WRITTEN PROBLEM 1 ▸
Edit the listing from its start through the line containing "reply-link[interactable]: 回覆 <box>125 246", inclusive, so that "reply-link" becomes "reply-button" and nothing else changes.

#### TEXT BLOCK ####

# Split Screen problem



## ryanwm25 (Sep 9, 2012)

Recently on my mothers computer she started experiencing a split screen on start up with windows of which i will include photos of below. Anyway there is off colored objects on the screen and its pixeled because the resolution of the screen is off because of the double displayed desktop. I am not sure if this is related to the graphics/video cards. There has not been much of a problem with overheating and the computer is only 3-4 years old. Like i said i am really lost for the possible problem and i will include as much detail below and i thank anyone who is able to help with this issue. 

Type of PC - Acer Aspire 7720 laptop
processor - Intel(R) Core(TM)2 Duo CPU T2500 @ 2.20 GHz 2.19 GHz


Windows Vista 32 Bit (service pack 2)

http://img546.imageshack.us/img546/6537/img20120909105451.jpg
http://img594.imageshack.us/img594/6919/img20120909105502.jpg

There was also a problem getting the system to even boot, i had to go into safemode to even get these pictures because windows wouldn't go past the screen where the green load bar is. After that it just goes to a blank black screen with a white line in the middle splitting it in half.


----------



## joeten (Dec 4, 2008)

Hi and welcome to TSF have you tried hooking up a external monitor or reinstalling the video driver you can get it from the acer support site for your model,choose the correct operating system on the right of the page Acer Support: Downloads & Support Documents - Notebook / Aspire / Aspire 7220 then scroll down to video and download the driver and install


----------



## ryanwm25 (Sep 9, 2012)

No luck with hooking up to an external monitor, when i plug in the vga cable i try to flip my tv to the vga channel but its greyed out and not choose able. I am downloading the video driver now and trying that. Thanks for the suggestions, i will update the progress shortly.


----------



## ryanwm25 (Sep 9, 2012)

I assume this is related to the graphics and or video card because it will vary from boot to boot when the screen does this or not. If not maybe the screen connector? anyway i gave up on it for now. My mom had an old HP they hadn't used for a bit because it crashed and i was able to do a factory image restore on because they didn't have the CD's for it. Thanks for the suggestions, if anyone else has any other thoughts/ideas i would greatly appreciate it. 

Also on a side note if it is the graphics/video card is it replacable/removable on a Acer Aspire 7720?


----------



## joeten (Dec 4, 2008)

Looks like it is integrated Acer Support: Aspire 7720 Series Specifications so on board no separate card


----------

####

WRITTEN PROBLEM 2 ▸
List the system specifications that the first post in the split screen thread sets out after describing the problem.

#### EXERCISE INPUTS ####

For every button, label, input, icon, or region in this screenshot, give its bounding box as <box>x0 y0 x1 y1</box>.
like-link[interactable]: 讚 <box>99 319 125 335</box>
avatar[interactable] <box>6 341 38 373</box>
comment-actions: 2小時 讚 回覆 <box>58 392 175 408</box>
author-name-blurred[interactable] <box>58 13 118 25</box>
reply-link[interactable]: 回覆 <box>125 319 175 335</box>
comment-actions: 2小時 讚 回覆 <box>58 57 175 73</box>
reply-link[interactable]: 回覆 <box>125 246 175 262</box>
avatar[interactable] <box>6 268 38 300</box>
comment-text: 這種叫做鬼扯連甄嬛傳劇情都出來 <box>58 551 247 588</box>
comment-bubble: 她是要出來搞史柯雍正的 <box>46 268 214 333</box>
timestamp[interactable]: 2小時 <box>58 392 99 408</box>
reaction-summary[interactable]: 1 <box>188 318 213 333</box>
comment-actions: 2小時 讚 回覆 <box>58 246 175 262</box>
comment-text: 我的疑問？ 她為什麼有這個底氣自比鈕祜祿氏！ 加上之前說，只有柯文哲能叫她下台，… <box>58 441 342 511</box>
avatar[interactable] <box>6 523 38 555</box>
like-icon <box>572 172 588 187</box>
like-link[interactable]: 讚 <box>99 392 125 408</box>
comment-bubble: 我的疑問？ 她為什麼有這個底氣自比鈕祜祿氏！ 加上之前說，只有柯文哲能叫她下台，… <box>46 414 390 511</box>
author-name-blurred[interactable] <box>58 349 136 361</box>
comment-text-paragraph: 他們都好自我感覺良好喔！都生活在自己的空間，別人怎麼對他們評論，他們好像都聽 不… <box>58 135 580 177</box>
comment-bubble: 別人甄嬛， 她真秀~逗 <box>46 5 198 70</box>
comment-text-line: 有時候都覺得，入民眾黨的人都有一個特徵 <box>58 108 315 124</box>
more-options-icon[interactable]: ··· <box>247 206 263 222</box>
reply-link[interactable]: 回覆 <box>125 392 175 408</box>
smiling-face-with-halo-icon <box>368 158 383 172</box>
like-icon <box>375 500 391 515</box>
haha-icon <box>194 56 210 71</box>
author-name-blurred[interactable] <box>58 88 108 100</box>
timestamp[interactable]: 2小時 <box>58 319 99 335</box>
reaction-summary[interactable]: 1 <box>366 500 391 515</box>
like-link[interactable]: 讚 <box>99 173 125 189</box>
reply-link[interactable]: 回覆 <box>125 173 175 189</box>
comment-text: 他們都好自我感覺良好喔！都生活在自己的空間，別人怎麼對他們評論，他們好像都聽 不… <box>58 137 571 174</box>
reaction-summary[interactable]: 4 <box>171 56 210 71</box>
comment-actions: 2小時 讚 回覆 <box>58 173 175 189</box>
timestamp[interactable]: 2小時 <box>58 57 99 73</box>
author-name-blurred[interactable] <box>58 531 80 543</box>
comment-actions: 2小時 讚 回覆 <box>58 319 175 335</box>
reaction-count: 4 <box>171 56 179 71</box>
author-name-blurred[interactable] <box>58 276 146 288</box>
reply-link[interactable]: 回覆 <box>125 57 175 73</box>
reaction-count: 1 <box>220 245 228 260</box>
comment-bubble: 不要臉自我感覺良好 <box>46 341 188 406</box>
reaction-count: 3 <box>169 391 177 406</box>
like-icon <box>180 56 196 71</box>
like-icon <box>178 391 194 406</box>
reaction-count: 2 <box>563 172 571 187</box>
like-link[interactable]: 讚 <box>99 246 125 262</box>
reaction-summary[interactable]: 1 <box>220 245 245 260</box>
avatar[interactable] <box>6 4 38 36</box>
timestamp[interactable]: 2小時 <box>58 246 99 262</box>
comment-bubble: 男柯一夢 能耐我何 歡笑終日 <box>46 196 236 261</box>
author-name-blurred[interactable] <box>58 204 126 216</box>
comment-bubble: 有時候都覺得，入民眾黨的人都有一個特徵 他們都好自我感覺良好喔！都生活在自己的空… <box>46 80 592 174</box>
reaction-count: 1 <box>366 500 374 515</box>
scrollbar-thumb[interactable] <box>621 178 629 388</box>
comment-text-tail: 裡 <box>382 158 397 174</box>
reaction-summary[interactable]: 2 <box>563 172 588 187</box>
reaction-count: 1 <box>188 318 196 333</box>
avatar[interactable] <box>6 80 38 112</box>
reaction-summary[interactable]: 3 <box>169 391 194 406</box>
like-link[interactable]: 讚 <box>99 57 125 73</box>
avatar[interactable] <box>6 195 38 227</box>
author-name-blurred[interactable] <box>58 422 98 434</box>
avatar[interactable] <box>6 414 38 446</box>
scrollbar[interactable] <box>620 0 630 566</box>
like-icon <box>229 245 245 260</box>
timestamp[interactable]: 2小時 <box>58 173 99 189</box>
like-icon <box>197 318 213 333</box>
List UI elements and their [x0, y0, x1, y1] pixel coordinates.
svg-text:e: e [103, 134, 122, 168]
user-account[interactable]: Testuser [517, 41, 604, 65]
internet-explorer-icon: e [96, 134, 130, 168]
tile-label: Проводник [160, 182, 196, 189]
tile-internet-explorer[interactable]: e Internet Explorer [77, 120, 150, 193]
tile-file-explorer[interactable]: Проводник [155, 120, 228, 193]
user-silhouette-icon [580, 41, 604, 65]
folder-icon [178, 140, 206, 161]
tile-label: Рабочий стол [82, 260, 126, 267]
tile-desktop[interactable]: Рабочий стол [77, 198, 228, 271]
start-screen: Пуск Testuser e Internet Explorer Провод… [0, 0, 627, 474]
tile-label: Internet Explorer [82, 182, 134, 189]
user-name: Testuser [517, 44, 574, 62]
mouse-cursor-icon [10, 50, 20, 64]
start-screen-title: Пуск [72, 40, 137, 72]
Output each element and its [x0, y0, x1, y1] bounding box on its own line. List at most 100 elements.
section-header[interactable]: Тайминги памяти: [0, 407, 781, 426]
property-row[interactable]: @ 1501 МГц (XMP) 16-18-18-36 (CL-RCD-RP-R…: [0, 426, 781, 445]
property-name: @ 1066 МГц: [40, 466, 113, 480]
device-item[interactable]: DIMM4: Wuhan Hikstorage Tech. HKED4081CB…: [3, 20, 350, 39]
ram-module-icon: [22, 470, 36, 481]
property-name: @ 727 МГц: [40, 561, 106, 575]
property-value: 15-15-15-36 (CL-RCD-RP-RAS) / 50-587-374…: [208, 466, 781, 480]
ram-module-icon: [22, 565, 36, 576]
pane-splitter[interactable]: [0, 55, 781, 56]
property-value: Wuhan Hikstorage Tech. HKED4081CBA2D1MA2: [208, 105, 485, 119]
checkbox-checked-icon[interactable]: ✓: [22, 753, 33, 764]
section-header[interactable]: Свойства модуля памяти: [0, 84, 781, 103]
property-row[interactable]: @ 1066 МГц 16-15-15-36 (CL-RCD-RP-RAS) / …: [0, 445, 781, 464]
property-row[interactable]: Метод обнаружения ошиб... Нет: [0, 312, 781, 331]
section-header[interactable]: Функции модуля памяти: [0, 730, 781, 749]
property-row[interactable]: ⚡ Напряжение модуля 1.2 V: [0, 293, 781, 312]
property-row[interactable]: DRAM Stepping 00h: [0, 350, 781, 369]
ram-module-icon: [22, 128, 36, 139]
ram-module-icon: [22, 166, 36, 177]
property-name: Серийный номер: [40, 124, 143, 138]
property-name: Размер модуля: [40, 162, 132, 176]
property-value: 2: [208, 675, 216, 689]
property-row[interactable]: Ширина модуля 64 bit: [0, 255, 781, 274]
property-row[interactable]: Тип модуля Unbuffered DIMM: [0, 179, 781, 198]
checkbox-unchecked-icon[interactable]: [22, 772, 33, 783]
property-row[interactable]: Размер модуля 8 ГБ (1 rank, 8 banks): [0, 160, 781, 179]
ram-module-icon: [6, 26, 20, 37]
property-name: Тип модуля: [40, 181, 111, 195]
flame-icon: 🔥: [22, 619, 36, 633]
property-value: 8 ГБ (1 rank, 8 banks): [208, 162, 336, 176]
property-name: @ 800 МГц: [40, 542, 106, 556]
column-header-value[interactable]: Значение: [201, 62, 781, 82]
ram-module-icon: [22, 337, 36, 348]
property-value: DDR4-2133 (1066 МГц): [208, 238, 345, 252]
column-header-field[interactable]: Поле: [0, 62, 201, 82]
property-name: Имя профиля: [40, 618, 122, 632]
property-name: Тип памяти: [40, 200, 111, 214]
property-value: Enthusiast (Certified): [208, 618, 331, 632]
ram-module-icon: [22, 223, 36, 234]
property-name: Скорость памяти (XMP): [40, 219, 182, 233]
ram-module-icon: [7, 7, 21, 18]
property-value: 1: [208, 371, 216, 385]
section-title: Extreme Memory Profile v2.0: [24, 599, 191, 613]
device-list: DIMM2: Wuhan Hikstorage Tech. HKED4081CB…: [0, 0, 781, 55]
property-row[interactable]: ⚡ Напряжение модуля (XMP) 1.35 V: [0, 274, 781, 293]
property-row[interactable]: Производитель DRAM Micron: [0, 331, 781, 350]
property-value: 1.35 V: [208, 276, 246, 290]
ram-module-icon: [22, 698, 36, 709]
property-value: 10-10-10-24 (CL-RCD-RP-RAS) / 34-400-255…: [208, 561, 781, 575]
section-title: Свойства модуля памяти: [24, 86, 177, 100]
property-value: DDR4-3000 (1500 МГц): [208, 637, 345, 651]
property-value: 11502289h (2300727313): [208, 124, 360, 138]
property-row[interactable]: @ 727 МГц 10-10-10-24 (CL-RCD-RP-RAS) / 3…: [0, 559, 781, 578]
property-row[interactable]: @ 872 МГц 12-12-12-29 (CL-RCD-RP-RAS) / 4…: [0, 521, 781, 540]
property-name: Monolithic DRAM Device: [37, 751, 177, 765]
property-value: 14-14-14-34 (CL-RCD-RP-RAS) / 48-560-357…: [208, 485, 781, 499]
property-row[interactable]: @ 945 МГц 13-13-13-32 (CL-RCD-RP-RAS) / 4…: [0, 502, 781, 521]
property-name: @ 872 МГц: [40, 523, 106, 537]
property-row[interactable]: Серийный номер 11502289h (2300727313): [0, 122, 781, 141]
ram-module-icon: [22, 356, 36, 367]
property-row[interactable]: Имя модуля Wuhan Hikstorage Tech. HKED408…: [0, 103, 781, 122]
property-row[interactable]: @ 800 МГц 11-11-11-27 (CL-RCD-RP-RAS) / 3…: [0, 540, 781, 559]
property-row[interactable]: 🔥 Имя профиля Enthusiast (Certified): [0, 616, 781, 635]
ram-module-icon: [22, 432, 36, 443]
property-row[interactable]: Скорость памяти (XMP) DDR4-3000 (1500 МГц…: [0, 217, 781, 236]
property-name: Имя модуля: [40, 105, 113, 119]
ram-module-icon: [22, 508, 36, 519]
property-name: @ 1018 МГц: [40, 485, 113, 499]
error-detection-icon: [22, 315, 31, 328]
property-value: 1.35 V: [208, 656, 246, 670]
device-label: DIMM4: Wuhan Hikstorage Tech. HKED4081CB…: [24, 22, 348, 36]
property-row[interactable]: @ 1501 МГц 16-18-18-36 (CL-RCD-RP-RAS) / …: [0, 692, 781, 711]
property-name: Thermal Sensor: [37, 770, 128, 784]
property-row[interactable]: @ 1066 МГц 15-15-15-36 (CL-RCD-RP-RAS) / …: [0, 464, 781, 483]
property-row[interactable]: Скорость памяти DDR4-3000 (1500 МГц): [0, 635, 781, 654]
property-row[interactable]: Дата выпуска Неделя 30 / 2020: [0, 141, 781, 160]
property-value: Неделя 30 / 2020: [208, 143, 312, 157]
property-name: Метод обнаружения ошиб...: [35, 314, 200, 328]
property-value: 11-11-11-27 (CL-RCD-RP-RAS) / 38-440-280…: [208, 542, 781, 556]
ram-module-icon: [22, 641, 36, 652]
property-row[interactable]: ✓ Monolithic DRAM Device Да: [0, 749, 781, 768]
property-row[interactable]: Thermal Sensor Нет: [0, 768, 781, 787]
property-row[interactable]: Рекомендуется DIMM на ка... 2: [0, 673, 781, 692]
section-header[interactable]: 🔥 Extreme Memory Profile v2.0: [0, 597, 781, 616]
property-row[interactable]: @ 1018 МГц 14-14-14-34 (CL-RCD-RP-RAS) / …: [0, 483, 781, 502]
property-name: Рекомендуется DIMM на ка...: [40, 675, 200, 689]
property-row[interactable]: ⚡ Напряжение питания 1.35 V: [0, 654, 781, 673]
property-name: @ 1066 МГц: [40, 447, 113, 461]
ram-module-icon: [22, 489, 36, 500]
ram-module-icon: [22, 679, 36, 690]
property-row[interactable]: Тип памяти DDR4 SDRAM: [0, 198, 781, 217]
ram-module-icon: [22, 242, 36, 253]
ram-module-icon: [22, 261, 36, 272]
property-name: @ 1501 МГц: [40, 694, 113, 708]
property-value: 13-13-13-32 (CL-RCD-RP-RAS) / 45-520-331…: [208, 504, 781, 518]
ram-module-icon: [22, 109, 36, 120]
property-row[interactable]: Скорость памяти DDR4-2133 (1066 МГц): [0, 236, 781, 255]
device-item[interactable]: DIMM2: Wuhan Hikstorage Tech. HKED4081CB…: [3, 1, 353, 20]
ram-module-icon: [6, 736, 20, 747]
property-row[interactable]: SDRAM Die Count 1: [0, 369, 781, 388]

####

FULL ANSWER 1 ▸
For every button, label, input, icon, or region in this screenshot, give its bounding box as <box>x0 y0 x1 y1</box>.
like-link[interactable]: 讚 <box>99 319 125 335</box>
avatar[interactable] <box>6 341 38 373</box>
comment-actions: 2小時 讚 回覆 <box>58 392 175 408</box>
author-name-blurred[interactable] <box>58 13 118 25</box>
reply-button[interactable]: 回覆 <box>125 319 175 335</box>
comment-actions: 2小時 讚 回覆 <box>58 57 175 73</box>
reply-button[interactable]: 回覆 <box>125 246 175 262</box>

FULL ANSWER 2 ▸
- Acer Aspire 7720 laptop
- Intel(R) Core(TM)2 Duo CPU T2500 @ 2.20 GHz 2.19 GHz
- Windows Vista 32 Bit (service pack 2)